DATA TO PROCESS:
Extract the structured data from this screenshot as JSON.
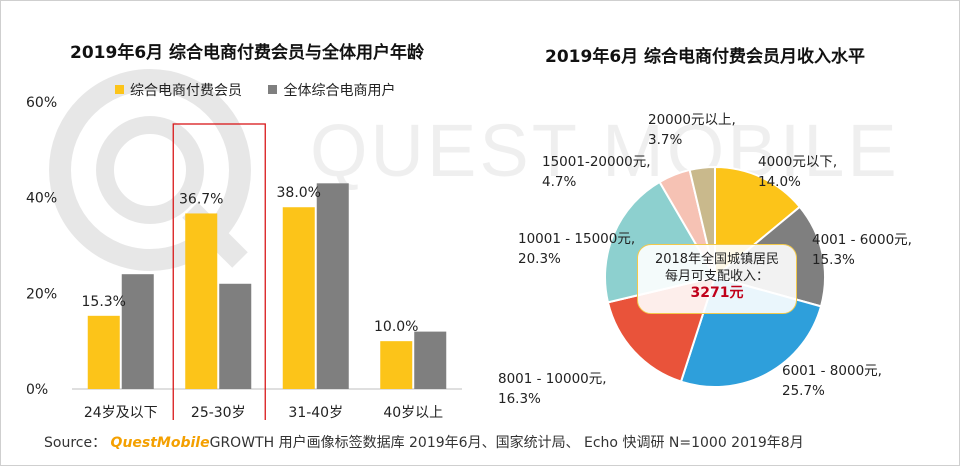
{
  "titles": {
    "left": "2019年6月 综合电商付费会员与全体用户年龄",
    "right": "2019年6月 综合电商付费会员月收入水平"
  },
  "watermark": "QUEST MOBILE",
  "footer": {
    "prefix": "Source：",
    "brand": "QuestMobile",
    "rest": "GROWTH 用户画像标签数据库 2019年6月、国家统计局、 Echo 快调研 N=1000 2019年8月"
  },
  "callout": {
    "line1": "2018年全国城镇居民",
    "line2": "每月可支配收入：",
    "amount": "3271元"
  },
  "colors": {
    "yellow": "#fcc419",
    "gray": "#7f7f7f",
    "pie": [
      "#fcc419",
      "#7f7f7f",
      "#2e9fdb",
      "#e9533a",
      "#8dd0cf",
      "#f6c2b4",
      "#c9b98c"
    ],
    "highlight": "#d9181a"
  },
  "chart_data": [
    {
      "type": "bar",
      "title": "2019年6月 综合电商付费会员与全体用户年龄",
      "categories": [
        "24岁及以下",
        "25-30岁",
        "31-40岁",
        "40岁以上"
      ],
      "series": [
        {
          "name": "综合电商付费会员",
          "values": [
            15.3,
            36.7,
            38.0,
            10.0
          ],
          "labels": [
            "15.3%",
            "36.7%",
            "38.0%",
            "10.0%"
          ]
        },
        {
          "name": "全体综合电商用户",
          "values": [
            24.0,
            22.0,
            43.0,
            12.0
          ]
        }
      ],
      "yticks": [
        "0%",
        "20%",
        "40%",
        "60%"
      ],
      "ylim": [
        0,
        60
      ],
      "highlight_category": "25-30岁",
      "legend": "top"
    },
    {
      "type": "pie",
      "title": "2019年6月 综合电商付费会员月收入水平",
      "slices": [
        {
          "label": "4000元以下,",
          "pct": "14.0%",
          "value": 14.0
        },
        {
          "label": "4001 - 6000元,",
          "pct": "15.3%",
          "value": 15.3
        },
        {
          "label": "6001 - 8000元,",
          "pct": "25.7%",
          "value": 25.7
        },
        {
          "label": "8001 - 10000元,",
          "pct": "16.3%",
          "value": 16.3
        },
        {
          "label": "10001 - 15000元,",
          "pct": "20.3%",
          "value": 20.3
        },
        {
          "label": "15001-20000元,",
          "pct": "4.7%",
          "value": 4.7
        },
        {
          "label": "20000元以上,",
          "pct": "3.7%",
          "value": 3.7
        }
      ]
    }
  ]
}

EXERCISE: Extract each line holding the string "综合电商付费会员与全体用户年龄".

SOLUTION FOR THIS TASK:
    "left": "2019年6月 综合电商付费会员与全体用户年龄",
      "title": "2019年6月 综合电商付费会员与全体用户年龄",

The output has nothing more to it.